Work out the number of lines with the word "JSON" in the material below, then reply with that number only.

** Start INPUT **

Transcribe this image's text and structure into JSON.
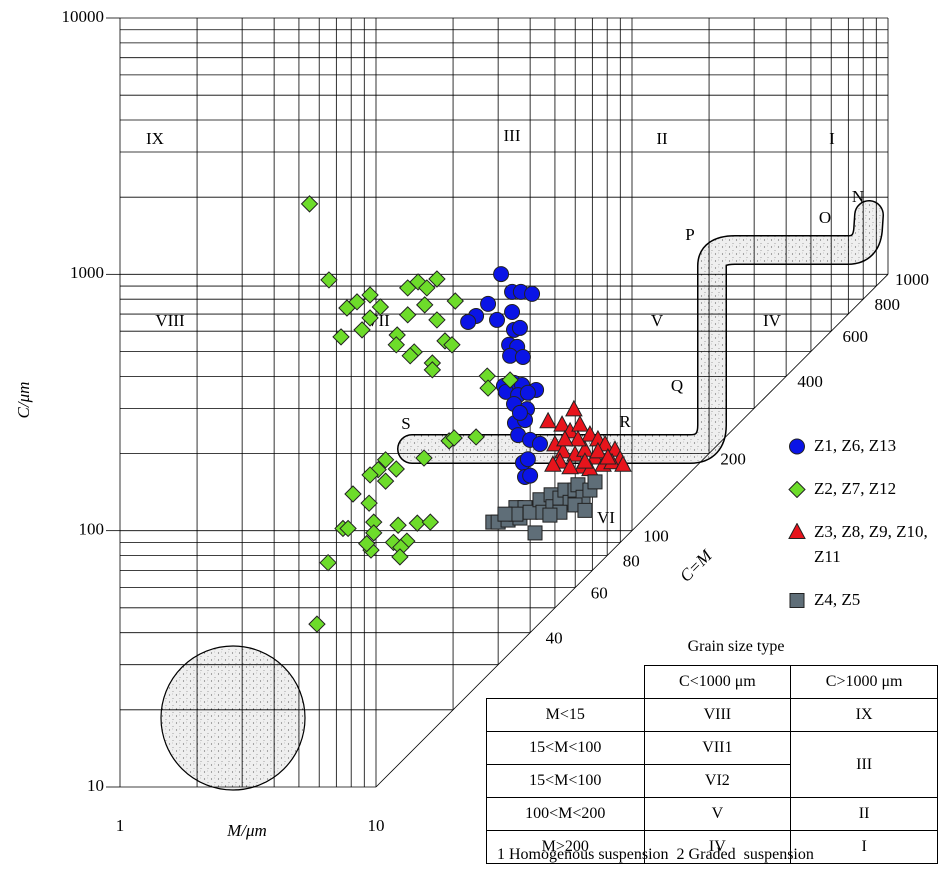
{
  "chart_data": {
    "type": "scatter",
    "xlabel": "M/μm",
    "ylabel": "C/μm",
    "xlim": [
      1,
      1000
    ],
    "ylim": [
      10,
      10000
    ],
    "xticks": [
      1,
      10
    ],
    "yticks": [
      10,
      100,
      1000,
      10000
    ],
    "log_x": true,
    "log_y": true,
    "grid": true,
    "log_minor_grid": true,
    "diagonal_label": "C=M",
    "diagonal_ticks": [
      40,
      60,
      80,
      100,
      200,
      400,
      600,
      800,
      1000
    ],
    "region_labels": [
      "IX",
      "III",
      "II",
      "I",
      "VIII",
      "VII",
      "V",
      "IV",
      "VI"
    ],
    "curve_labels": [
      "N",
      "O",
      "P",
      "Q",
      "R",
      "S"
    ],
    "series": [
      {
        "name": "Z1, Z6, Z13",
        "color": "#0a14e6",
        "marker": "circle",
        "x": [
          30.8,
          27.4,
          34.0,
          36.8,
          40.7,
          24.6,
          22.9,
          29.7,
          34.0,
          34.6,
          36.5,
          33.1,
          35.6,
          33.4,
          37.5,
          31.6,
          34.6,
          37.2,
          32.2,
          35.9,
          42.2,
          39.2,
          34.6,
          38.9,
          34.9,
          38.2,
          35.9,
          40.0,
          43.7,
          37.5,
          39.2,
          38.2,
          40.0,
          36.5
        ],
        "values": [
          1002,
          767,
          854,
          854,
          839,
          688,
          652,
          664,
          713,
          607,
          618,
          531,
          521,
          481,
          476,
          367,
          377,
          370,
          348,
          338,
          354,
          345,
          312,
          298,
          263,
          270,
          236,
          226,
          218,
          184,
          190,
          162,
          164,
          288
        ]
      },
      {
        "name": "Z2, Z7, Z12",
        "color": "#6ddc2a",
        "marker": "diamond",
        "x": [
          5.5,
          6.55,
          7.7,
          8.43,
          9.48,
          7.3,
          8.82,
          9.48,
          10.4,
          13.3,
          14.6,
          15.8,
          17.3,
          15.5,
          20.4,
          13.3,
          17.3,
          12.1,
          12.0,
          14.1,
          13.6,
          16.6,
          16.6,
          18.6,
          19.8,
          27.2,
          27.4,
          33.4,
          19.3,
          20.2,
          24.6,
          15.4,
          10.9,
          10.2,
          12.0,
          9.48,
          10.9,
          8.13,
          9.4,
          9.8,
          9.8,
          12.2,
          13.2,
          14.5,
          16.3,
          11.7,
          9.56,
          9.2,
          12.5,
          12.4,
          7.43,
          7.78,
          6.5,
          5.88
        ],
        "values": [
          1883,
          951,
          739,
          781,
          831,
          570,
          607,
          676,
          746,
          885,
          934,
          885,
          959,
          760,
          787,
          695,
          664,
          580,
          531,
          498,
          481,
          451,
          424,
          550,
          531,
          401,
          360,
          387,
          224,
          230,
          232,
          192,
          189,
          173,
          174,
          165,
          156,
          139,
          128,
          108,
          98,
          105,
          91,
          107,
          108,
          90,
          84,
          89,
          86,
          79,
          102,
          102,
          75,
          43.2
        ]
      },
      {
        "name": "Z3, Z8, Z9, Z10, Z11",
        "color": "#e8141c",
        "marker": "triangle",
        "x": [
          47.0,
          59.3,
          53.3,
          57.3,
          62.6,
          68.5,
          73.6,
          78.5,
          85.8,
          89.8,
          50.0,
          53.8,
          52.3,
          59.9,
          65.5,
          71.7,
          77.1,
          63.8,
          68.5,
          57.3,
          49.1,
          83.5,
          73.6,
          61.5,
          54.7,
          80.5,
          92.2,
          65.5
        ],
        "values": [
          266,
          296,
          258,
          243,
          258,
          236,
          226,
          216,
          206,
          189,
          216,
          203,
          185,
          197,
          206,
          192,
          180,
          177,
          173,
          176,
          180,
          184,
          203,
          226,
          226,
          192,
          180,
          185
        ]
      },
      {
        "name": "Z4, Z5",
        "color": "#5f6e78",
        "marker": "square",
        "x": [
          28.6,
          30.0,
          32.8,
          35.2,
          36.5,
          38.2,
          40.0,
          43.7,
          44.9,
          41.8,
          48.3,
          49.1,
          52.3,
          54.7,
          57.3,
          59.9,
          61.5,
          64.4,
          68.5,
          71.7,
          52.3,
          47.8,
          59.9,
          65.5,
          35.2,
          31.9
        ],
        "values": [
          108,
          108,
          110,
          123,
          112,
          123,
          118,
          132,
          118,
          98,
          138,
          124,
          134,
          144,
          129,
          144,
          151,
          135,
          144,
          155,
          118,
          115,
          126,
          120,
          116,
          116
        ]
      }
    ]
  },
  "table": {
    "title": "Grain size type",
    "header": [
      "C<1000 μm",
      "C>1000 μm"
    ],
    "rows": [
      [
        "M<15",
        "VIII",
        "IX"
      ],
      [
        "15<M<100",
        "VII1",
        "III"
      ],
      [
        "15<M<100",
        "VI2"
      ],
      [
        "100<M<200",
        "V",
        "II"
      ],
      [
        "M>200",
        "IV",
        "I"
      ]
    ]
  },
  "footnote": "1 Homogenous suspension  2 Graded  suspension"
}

** End INPUT **
** Start INPUT **

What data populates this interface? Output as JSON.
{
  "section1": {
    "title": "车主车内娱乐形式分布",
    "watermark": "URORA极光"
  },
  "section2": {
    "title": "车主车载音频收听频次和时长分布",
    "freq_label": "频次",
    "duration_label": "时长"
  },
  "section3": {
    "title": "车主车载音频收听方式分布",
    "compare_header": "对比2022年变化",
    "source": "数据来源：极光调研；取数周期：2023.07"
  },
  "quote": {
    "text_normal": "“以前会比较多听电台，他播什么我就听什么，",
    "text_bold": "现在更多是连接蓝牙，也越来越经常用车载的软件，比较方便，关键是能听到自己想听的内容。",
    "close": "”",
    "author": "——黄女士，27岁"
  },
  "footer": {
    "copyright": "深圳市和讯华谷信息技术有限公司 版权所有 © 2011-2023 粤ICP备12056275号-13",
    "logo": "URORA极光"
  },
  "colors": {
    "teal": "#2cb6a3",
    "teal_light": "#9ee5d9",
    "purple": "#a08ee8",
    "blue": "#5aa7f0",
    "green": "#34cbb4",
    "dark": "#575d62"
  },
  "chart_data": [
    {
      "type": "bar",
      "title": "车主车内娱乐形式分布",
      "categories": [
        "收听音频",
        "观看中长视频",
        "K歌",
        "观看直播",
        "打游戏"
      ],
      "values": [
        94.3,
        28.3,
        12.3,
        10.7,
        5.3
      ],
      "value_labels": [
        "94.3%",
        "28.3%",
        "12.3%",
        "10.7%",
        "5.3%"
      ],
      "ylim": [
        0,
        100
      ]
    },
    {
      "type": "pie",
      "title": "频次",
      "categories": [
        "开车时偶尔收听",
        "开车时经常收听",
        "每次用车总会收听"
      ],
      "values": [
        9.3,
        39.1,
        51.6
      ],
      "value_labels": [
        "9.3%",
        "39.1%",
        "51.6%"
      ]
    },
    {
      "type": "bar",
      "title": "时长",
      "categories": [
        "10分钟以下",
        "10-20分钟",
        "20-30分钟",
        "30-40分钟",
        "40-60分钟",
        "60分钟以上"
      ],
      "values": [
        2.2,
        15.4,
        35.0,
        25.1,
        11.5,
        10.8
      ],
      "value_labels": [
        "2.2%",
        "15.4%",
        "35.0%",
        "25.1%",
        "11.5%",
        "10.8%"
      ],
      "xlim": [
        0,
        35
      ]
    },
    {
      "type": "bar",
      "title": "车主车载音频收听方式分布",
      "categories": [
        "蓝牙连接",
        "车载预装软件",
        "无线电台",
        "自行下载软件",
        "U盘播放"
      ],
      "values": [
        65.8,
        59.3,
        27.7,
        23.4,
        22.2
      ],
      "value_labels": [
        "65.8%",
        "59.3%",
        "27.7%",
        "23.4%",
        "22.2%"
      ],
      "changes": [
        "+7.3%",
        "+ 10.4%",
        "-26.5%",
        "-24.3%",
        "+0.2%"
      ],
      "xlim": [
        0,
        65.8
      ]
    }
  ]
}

** End INPUT **
** Start INPUT **

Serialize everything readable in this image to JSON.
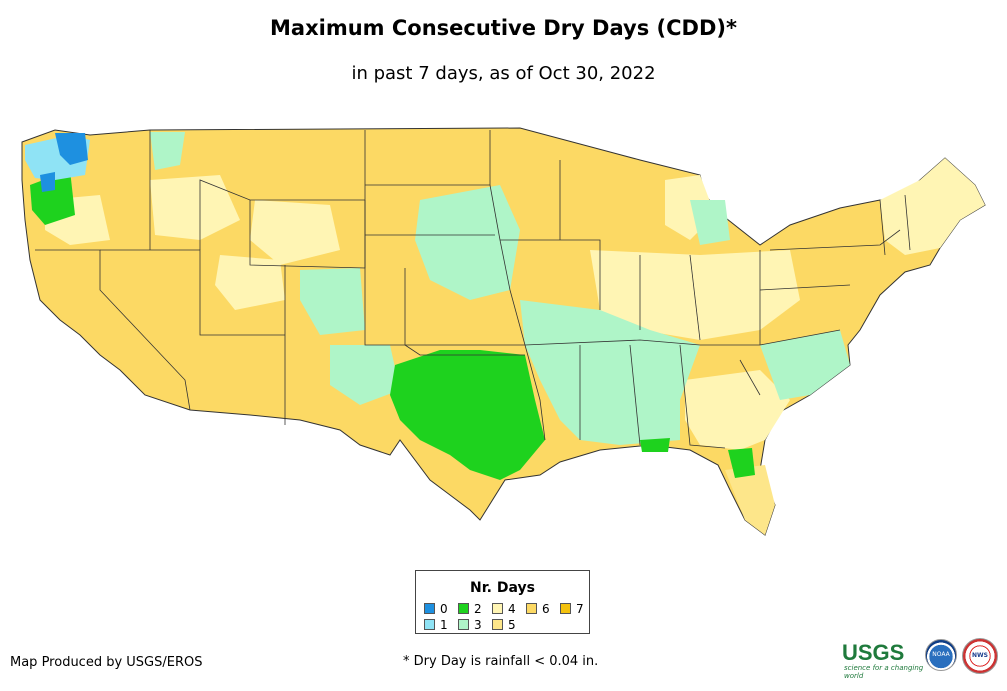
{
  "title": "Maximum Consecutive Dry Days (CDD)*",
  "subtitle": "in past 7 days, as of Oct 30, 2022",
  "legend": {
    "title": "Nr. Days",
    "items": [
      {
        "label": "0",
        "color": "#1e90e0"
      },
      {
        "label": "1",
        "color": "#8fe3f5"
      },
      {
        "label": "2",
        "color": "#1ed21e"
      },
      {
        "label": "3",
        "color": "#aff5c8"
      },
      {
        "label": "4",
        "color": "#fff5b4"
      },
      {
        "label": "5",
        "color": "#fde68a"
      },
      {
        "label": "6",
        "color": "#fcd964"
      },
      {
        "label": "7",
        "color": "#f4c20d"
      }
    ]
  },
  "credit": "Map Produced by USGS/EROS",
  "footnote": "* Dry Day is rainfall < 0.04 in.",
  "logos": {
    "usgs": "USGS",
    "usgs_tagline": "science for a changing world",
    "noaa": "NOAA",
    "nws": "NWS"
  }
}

** End INPUT **

OUTPUT OF THE EXERCISE:
3